*** Opening of SUPPLIED MATERIAL ***

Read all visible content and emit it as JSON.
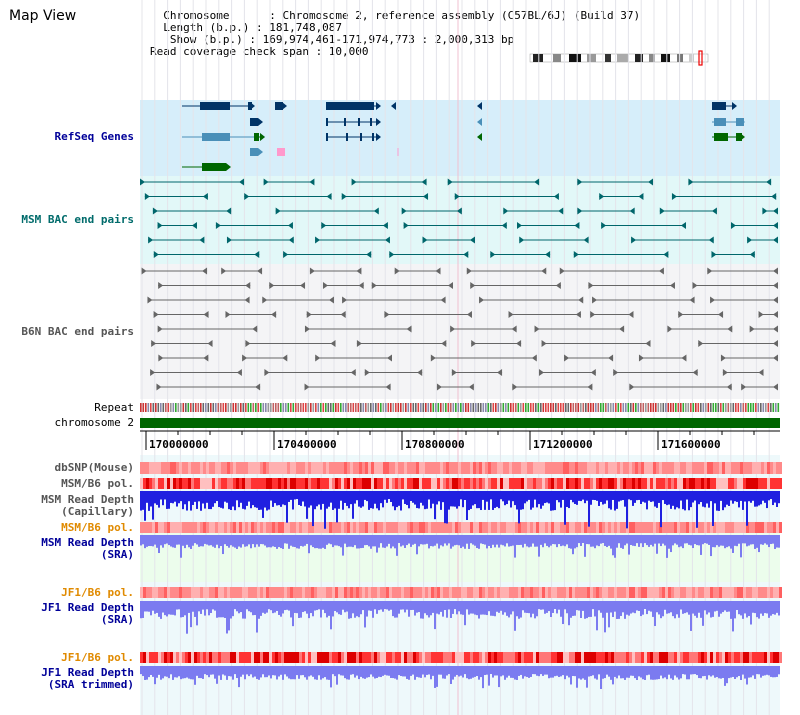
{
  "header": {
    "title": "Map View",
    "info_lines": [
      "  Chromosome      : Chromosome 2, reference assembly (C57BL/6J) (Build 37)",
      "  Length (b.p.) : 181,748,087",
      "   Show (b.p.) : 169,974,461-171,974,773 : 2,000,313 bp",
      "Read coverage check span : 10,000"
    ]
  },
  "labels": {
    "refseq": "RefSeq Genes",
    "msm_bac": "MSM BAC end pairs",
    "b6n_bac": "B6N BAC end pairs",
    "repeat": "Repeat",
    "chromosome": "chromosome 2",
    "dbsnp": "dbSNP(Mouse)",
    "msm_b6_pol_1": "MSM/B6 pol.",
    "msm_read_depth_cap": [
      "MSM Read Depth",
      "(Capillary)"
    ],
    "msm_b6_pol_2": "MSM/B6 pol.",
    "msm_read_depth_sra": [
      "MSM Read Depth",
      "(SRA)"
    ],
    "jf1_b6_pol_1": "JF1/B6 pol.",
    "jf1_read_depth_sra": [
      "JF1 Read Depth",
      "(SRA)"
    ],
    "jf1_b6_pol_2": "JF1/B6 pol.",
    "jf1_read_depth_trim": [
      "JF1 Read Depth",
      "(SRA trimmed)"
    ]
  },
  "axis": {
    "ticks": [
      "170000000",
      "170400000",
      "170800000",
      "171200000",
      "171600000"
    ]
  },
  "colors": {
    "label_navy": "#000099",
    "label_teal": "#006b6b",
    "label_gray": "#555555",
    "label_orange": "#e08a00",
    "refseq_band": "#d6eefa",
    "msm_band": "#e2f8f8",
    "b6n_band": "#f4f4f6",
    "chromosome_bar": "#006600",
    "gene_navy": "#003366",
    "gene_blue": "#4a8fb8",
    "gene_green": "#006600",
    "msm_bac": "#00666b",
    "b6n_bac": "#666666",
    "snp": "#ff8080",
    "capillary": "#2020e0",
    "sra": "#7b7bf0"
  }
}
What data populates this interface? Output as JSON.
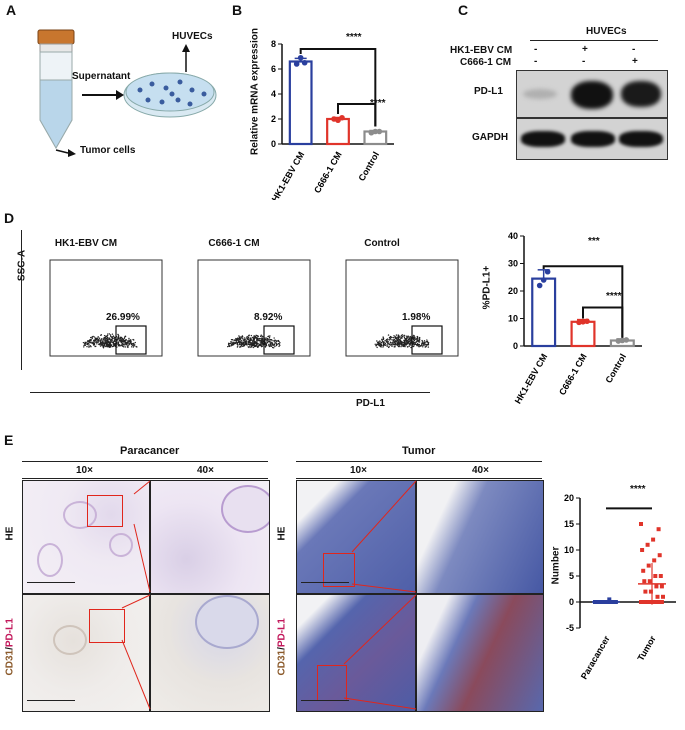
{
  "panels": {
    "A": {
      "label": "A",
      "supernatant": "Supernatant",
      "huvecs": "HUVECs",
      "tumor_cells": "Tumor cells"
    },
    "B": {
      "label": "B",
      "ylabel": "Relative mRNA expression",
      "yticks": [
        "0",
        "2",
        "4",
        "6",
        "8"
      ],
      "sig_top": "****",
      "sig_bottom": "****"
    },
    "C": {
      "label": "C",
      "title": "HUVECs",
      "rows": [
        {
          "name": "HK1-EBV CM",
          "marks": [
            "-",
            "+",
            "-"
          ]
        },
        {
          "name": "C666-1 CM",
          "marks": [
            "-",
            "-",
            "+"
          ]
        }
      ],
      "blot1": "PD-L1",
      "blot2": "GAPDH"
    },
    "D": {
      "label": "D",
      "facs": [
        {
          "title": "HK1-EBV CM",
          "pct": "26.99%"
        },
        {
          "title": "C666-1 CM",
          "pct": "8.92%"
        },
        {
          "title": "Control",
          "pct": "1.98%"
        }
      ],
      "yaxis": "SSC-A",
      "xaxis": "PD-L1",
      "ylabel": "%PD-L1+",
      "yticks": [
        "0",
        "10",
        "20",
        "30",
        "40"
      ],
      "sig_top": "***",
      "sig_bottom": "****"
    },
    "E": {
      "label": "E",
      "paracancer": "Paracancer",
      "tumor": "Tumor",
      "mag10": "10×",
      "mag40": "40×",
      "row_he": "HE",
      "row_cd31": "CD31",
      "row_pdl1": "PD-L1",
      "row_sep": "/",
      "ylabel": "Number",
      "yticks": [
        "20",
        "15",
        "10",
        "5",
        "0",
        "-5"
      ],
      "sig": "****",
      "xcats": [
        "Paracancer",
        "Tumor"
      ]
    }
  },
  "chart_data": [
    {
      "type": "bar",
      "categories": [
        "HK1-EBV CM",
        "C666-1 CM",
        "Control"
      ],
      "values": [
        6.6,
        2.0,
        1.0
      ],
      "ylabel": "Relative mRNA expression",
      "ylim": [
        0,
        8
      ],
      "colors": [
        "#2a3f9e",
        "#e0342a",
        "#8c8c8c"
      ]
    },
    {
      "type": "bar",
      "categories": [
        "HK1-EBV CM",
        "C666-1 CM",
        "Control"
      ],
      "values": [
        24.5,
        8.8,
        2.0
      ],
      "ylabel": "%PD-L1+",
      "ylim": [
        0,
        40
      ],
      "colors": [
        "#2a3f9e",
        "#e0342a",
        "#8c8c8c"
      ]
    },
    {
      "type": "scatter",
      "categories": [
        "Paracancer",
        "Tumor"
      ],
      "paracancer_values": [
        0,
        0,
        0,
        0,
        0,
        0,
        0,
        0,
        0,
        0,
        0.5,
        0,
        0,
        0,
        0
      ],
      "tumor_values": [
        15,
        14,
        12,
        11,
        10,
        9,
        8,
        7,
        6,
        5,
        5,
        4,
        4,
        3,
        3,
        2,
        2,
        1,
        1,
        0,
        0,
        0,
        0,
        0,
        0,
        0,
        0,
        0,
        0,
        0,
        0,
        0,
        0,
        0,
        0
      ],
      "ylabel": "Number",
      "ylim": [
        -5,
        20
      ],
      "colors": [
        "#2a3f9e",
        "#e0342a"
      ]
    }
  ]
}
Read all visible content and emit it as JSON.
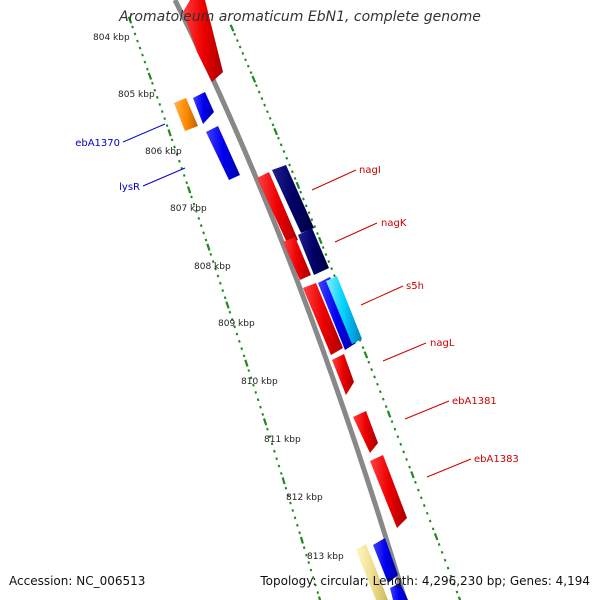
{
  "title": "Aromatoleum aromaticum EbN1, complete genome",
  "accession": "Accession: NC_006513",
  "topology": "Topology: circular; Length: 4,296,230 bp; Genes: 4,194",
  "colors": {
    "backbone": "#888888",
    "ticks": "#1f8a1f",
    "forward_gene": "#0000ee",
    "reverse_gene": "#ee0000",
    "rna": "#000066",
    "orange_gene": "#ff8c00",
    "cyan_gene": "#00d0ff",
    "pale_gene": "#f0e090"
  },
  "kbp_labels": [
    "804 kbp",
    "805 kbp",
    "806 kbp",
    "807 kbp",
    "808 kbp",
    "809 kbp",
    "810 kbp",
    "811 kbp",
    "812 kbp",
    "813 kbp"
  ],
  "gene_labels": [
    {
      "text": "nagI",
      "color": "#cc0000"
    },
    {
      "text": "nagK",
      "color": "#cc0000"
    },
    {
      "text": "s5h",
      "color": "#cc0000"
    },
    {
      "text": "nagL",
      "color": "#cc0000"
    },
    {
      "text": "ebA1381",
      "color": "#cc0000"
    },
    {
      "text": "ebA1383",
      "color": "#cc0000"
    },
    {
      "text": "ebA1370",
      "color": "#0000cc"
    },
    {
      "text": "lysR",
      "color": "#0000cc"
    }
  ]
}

*** Close of SUPPLIED MATERIAL ***

_TASK TO COMPLETE:_ Whenever the word "pairs" shows up in a line above, copy that line.

_TASK ANSWER:_
    "msm_bac": "MSM BAC end pairs",
    "b6n_bac": "B6N BAC end pairs",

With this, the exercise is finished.